Dataset records:

— START —

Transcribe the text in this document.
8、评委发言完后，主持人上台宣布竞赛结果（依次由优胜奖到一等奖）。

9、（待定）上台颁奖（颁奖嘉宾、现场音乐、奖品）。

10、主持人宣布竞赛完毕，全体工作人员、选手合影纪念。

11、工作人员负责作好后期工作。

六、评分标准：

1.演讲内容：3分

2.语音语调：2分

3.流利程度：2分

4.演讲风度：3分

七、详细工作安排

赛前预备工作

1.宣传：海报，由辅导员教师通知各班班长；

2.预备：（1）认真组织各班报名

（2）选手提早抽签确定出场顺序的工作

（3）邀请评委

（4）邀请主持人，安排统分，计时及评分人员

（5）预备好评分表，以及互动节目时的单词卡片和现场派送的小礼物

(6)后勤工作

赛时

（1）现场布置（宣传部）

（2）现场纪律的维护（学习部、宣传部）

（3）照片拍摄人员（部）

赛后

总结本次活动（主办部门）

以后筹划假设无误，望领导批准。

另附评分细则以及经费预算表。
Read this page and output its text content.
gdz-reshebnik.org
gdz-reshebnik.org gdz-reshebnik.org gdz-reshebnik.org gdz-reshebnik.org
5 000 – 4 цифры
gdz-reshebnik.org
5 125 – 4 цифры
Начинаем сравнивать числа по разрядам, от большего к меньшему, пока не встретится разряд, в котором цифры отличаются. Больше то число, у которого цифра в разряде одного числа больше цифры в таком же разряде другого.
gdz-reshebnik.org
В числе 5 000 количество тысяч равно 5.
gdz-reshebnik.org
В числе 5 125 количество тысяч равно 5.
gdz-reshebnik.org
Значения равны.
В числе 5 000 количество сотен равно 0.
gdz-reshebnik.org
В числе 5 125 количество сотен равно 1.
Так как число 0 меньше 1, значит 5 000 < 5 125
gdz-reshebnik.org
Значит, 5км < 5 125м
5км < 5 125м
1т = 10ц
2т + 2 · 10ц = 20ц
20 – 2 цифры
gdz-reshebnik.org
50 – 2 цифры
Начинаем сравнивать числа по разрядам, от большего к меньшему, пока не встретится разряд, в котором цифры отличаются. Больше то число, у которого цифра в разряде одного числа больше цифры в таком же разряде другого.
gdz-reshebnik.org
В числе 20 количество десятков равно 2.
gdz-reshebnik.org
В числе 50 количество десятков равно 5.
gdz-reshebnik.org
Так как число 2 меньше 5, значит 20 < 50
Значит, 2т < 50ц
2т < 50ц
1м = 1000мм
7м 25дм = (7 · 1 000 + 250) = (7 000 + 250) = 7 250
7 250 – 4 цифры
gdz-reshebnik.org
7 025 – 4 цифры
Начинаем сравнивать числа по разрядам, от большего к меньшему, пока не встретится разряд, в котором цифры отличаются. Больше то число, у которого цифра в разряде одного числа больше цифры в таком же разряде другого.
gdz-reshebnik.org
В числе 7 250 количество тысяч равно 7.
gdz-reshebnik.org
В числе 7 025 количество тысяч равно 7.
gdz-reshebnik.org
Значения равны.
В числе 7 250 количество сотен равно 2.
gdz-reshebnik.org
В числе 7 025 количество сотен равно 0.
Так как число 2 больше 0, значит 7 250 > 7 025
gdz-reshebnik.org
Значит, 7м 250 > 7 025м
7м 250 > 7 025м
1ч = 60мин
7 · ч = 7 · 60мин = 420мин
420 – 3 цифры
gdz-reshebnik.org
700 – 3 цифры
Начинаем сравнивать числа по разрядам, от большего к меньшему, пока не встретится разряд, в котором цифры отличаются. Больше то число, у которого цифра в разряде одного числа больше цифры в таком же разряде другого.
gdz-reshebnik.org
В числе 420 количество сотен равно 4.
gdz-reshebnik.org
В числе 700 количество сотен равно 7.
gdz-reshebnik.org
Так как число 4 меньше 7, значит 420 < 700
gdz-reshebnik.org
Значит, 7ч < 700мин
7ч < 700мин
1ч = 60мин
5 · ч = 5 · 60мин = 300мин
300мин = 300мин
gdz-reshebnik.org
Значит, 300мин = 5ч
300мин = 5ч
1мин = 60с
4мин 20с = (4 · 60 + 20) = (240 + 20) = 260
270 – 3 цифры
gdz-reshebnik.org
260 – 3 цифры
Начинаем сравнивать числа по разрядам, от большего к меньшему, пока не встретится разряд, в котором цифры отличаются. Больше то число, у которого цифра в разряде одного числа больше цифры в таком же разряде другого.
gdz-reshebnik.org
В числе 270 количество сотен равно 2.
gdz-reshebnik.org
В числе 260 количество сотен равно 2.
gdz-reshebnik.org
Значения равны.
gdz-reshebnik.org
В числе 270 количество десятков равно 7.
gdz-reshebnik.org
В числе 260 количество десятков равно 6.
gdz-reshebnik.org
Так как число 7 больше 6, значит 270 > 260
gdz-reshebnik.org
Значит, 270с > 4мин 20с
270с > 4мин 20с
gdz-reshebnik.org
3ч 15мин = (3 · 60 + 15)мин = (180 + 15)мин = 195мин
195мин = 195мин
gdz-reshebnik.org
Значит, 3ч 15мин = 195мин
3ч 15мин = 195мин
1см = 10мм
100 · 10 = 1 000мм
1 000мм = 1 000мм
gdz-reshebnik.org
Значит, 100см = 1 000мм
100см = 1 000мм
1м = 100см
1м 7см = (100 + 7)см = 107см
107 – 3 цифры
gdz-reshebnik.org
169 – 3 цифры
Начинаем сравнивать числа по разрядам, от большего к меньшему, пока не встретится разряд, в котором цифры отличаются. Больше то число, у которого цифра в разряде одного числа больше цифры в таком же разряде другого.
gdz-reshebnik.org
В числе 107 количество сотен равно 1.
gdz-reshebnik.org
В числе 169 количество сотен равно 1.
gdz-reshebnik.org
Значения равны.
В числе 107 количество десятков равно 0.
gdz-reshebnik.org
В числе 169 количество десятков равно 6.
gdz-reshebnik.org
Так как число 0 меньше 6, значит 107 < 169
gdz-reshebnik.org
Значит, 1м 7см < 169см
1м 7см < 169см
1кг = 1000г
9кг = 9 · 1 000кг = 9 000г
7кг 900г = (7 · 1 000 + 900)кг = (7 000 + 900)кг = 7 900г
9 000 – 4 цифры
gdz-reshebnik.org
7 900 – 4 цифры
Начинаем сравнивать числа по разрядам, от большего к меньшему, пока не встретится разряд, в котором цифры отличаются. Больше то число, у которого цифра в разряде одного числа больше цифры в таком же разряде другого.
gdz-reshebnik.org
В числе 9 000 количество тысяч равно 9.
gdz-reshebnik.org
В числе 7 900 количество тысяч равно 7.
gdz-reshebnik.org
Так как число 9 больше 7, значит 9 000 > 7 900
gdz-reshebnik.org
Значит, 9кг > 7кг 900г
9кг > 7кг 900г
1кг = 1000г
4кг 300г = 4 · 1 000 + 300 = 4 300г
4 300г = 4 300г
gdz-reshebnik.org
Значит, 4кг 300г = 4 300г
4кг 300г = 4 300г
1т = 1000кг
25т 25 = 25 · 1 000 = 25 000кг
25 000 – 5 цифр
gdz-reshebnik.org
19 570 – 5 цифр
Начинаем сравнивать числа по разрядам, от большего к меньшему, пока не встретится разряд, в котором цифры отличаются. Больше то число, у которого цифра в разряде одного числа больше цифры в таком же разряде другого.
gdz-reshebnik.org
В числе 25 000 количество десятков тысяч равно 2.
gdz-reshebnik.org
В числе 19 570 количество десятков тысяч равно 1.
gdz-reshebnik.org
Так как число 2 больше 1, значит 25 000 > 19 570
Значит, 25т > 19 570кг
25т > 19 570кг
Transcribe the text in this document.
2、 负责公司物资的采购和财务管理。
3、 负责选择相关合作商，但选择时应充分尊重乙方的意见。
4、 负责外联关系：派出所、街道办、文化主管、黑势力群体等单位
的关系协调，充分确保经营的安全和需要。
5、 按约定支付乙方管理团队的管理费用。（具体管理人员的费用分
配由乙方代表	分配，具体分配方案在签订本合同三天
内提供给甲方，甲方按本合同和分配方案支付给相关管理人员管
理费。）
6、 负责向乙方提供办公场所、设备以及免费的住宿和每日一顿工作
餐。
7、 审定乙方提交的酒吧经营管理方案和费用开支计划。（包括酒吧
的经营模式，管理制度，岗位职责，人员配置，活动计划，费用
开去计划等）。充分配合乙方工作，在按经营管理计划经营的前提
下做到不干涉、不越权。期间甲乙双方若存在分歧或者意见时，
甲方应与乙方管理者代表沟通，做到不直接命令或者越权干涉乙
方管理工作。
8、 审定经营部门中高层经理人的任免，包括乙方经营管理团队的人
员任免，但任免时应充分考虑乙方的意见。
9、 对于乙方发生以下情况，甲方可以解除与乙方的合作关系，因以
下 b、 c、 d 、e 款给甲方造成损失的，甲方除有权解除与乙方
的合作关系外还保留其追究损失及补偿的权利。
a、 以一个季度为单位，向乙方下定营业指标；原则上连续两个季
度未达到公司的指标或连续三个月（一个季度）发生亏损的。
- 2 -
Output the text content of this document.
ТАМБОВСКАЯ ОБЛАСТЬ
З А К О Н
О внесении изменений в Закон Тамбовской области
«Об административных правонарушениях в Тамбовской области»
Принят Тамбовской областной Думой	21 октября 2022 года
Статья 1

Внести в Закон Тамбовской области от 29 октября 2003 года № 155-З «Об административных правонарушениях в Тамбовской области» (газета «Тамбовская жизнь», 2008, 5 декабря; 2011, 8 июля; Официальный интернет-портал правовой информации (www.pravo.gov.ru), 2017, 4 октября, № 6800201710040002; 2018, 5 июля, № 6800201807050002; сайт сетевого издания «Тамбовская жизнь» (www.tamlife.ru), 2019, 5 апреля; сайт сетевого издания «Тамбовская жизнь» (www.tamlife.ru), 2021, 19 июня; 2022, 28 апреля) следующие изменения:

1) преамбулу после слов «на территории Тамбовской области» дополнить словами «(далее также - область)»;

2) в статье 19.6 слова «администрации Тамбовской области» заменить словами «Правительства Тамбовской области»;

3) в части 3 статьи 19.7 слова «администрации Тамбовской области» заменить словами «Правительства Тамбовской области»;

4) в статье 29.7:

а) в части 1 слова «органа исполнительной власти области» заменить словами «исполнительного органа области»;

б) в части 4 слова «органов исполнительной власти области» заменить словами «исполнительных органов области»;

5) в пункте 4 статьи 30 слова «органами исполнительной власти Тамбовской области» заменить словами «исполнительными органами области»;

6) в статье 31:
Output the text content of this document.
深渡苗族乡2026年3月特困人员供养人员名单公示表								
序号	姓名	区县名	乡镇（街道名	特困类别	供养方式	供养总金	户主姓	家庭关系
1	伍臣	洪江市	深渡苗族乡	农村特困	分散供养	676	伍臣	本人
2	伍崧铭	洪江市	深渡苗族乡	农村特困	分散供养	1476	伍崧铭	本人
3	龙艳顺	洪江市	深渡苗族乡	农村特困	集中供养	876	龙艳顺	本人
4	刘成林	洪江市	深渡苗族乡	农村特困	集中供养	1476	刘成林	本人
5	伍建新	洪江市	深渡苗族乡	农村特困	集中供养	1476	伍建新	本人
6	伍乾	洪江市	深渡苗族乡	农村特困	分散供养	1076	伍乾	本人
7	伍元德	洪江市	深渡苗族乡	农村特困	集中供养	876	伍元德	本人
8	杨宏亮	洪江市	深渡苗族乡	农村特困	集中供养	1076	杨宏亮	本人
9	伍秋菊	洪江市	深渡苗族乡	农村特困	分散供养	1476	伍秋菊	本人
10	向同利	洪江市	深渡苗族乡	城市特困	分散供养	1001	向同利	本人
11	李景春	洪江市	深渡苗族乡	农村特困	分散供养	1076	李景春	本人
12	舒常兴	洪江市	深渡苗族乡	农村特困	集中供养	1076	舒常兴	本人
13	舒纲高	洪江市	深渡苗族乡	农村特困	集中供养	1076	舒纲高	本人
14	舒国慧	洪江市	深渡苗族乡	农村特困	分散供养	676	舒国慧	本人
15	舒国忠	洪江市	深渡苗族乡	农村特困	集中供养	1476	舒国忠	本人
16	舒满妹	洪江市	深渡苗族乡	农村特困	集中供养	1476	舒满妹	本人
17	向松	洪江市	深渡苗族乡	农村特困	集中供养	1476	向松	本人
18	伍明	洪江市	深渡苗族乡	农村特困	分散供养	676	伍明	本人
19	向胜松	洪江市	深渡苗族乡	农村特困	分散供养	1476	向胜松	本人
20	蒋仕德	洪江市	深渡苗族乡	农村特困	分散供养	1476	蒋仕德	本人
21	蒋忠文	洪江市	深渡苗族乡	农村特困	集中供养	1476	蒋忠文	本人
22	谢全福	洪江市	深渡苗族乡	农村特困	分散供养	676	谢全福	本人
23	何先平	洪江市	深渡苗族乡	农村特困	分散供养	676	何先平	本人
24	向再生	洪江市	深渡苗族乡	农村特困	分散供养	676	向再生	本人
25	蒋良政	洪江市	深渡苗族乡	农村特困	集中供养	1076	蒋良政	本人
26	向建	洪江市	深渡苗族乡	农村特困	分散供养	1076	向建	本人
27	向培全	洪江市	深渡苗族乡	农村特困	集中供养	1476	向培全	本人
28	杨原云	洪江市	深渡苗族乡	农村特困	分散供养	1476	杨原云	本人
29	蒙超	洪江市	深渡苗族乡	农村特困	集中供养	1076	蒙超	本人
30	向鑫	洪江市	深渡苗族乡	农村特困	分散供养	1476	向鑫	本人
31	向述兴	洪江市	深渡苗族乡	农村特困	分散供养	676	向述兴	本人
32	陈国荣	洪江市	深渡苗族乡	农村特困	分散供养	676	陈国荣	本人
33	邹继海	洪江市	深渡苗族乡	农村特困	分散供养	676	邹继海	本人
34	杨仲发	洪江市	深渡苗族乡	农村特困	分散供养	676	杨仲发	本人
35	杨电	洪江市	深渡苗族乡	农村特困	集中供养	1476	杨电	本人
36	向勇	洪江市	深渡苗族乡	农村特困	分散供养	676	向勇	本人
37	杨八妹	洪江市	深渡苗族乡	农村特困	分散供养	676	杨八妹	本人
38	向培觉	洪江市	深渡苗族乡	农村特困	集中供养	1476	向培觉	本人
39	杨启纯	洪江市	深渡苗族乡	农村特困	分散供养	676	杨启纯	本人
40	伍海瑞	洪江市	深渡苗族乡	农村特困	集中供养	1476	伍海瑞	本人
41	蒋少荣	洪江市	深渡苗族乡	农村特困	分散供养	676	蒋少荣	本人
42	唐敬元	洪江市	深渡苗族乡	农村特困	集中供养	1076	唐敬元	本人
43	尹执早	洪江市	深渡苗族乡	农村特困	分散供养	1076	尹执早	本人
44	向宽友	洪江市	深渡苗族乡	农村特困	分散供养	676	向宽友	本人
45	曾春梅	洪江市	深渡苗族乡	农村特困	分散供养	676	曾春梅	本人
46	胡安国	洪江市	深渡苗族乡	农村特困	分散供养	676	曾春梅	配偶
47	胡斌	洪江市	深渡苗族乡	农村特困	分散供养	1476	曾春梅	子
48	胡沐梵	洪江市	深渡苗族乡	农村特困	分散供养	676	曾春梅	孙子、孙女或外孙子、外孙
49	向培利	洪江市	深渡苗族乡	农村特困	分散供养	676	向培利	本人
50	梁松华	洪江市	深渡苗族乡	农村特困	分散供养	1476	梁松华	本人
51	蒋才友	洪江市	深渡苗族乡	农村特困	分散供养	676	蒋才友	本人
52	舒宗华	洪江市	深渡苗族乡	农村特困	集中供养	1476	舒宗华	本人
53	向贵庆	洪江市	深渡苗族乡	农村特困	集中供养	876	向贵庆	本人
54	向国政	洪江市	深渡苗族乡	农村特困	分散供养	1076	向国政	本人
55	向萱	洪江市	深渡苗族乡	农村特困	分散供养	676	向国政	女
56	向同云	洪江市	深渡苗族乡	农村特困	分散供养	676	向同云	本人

— END —

- [Task to carry out] Look for the word "тысяч" and return every line where it occurs.

- [Final answer]
В числе 5 000 количество тысяч равно 5.
В числе 5 125 количество тысяч равно 5.
В числе 7 250 количество тысяч равно 7.
В числе 7 025 количество тысяч равно 7.
В числе 9 000 количество тысяч равно 9.
В числе 7 900 количество тысяч равно 7.
В числе 25 000 количество десятков тысяч равно 2.
В числе 19 570 количество десятков тысяч равно 1.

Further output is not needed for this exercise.